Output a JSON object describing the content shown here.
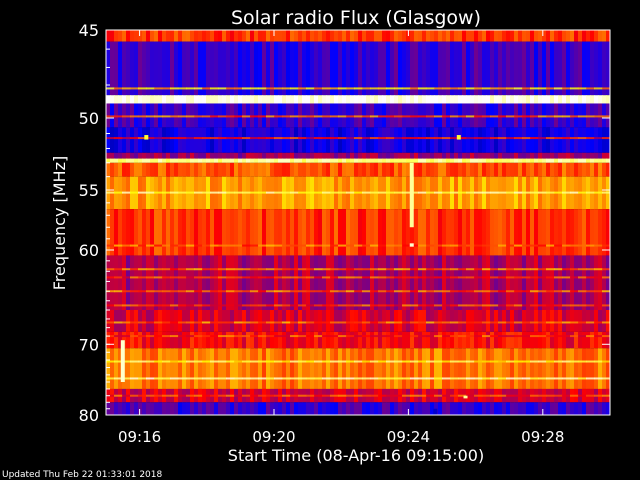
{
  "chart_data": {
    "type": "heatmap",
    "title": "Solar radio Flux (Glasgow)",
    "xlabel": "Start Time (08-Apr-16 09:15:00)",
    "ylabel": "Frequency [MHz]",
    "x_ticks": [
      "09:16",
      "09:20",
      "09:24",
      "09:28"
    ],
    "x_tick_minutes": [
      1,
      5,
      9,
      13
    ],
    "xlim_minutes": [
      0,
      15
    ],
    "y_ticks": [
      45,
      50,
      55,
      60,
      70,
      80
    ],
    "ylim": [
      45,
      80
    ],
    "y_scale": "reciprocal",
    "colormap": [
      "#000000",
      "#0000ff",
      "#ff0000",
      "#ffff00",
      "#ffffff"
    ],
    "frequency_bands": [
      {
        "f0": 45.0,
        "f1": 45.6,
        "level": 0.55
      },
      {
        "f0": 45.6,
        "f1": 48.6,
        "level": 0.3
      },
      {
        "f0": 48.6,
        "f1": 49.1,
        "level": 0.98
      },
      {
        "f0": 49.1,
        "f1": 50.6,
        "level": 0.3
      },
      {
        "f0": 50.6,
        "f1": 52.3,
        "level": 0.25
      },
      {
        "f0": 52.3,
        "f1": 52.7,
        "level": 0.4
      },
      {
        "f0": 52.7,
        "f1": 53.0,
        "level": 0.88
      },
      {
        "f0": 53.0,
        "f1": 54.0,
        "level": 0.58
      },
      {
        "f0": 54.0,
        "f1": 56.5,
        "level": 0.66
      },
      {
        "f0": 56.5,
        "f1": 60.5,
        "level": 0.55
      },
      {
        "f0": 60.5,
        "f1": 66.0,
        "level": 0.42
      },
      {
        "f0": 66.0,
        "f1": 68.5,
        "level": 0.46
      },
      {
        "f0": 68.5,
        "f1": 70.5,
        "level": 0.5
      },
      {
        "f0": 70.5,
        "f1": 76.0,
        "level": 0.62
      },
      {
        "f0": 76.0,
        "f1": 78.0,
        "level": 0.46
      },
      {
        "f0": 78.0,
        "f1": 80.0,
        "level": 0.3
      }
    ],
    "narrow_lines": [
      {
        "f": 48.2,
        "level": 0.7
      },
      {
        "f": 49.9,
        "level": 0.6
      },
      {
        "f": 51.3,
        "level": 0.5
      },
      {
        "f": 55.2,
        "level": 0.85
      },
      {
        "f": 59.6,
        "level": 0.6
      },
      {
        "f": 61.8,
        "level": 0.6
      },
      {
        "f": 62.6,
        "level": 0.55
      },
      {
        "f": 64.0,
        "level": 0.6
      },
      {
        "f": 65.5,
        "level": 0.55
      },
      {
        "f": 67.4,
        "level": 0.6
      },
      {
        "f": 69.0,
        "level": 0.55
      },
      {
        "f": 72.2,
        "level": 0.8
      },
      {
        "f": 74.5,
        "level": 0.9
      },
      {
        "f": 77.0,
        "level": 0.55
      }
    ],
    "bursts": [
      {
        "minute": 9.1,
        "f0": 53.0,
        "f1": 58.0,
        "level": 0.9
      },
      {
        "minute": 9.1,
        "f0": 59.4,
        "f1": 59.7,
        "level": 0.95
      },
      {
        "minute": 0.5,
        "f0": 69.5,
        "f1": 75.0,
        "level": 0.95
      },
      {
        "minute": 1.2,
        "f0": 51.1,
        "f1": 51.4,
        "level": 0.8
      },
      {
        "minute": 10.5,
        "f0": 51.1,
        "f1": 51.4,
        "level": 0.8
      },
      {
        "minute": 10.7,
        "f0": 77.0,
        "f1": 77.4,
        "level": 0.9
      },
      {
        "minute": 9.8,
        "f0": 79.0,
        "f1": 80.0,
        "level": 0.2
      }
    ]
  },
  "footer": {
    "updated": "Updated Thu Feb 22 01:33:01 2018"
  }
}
+ + + + + + +
EXERCISE DETAILS:
Every line above should be repeated exactly; pictures stay out of the copy.

COMPLETE RESPONSE:
Output a JSON object describing the content shown here.
{
  "chart_data": {
    "type": "heatmap",
    "title": "Solar radio Flux (Glasgow)",
    "xlabel": "Start Time (08-Apr-16 09:15:00)",
    "ylabel": "Frequency [MHz]",
    "x_ticks": [
      "09:16",
      "09:20",
      "09:24",
      "09:28"
    ],
    "x_tick_minutes": [
      1,
      5,
      9,
      13
    ],
    "xlim_minutes": [
      0,
      15
    ],
    "y_ticks": [
      45,
      50,
      55,
      60,
      70,
      80
    ],
    "ylim": [
      45,
      80
    ],
    "y_scale": "reciprocal",
    "colormap": [
      "#000000",
      "#0000ff",
      "#ff0000",
      "#ffff00",
      "#ffffff"
    ],
    "frequency_bands": [
      {
        "f0": 45.0,
        "f1": 45.6,
        "level": 0.55
      },
      {
        "f0": 45.6,
        "f1": 48.6,
        "level": 0.3
      },
      {
        "f0": 48.6,
        "f1": 49.1,
        "level": 0.98
      },
      {
        "f0": 49.1,
        "f1": 50.6,
        "level": 0.3
      },
      {
        "f0": 50.6,
        "f1": 52.3,
        "level": 0.25
      },
      {
        "f0": 52.3,
        "f1": 52.7,
        "level": 0.4
      },
      {
        "f0": 52.7,
        "f1": 53.0,
        "level": 0.88
      },
      {
        "f0": 53.0,
        "f1": 54.0,
        "level": 0.58
      },
      {
        "f0": 54.0,
        "f1": 56.5,
        "level": 0.66
      },
      {
        "f0": 56.5,
        "f1": 60.5,
        "level": 0.55
      },
      {
        "f0": 60.5,
        "f1": 66.0,
        "level": 0.42
      },
      {
        "f0": 66.0,
        "f1": 68.5,
        "level": 0.46
      },
      {
        "f0": 68.5,
        "f1": 70.5,
        "level": 0.5
      },
      {
        "f0": 70.5,
        "f1": 76.0,
        "level": 0.62
      },
      {
        "f0": 76.0,
        "f1": 78.0,
        "level": 0.46
      },
      {
        "f0": 78.0,
        "f1": 80.0,
        "level": 0.3
      }
    ],
    "narrow_lines": [
      {
        "f": 48.2,
        "level": 0.7
      },
      {
        "f": 49.9,
        "level": 0.6
      },
      {
        "f": 51.3,
        "level": 0.5
      },
      {
        "f": 55.2,
        "level": 0.85
      },
      {
        "f": 59.6,
        "level": 0.6
      },
      {
        "f": 61.8,
        "level": 0.6
      },
      {
        "f": 62.6,
        "level": 0.55
      },
      {
        "f": 64.0,
        "level": 0.6
      },
      {
        "f": 65.5,
        "level": 0.55
      },
      {
        "f": 67.4,
        "level": 0.6
      },
      {
        "f": 69.0,
        "level": 0.55
      },
      {
        "f": 72.2,
        "level": 0.8
      },
      {
        "f": 74.5,
        "level": 0.9
      },
      {
        "f": 77.0,
        "level": 0.55
      }
    ],
    "bursts": [
      {
        "minute": 9.1,
        "f0": 53.0,
        "f1": 58.0,
        "level": 0.9
      },
      {
        "minute": 9.1,
        "f0": 59.4,
        "f1": 59.7,
        "level": 0.95
      },
      {
        "minute": 0.5,
        "f0": 69.5,
        "f1": 75.0,
        "level": 0.95
      },
      {
        "minute": 1.2,
        "f0": 51.1,
        "f1": 51.4,
        "level": 0.8
      },
      {
        "minute": 10.5,
        "f0": 51.1,
        "f1": 51.4,
        "level": 0.8
      },
      {
        "minute": 10.7,
        "f0": 77.0,
        "f1": 77.4,
        "level": 0.9
      },
      {
        "minute": 9.8,
        "f0": 79.0,
        "f1": 80.0,
        "level": 0.2
      }
    ]
  },
  "footer": {
    "updated": "Updated Thu Feb 22 01:33:01 2018"
  }
}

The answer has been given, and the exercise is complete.